-- START Data provided --

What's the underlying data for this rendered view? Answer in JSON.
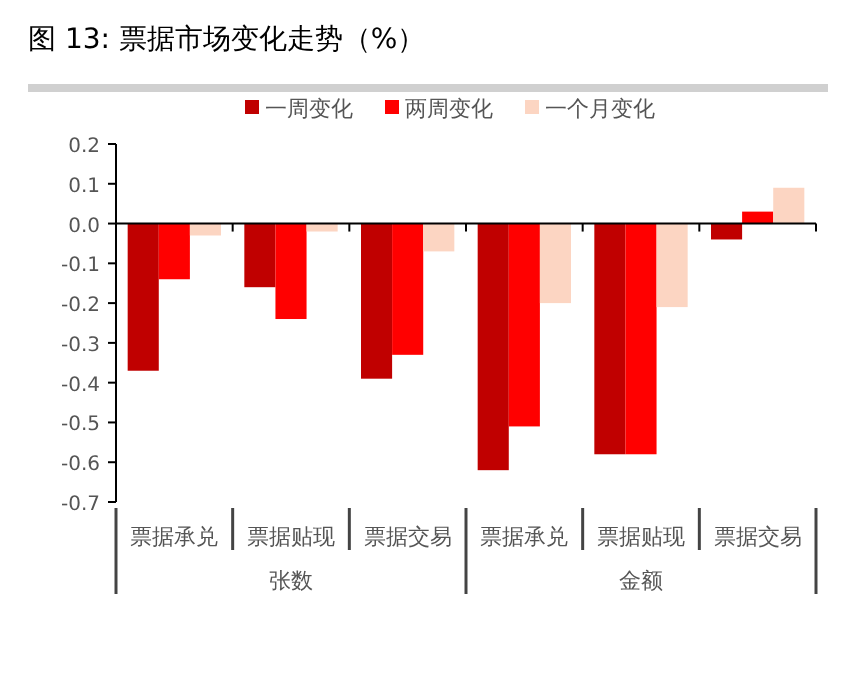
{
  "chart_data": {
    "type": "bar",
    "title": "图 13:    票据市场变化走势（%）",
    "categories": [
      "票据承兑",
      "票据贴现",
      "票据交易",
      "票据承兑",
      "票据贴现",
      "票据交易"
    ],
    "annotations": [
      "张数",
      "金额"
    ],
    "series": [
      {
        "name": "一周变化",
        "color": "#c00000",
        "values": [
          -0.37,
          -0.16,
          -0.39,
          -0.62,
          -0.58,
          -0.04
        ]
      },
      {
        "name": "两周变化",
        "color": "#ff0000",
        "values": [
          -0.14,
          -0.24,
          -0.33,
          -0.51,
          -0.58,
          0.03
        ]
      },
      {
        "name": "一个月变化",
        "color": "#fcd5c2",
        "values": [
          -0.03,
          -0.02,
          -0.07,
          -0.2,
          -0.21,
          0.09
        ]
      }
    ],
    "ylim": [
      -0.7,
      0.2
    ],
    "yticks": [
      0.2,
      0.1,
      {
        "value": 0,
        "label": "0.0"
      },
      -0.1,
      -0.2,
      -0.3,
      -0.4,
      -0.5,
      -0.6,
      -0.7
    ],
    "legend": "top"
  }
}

-- END Data provided --

_Instructions for the task:_
Pick out each line in the material containing "color".

_Complete output:_
        "color": "#c00000",
        "color": "#ff0000",
        "color": "#fcd5c2",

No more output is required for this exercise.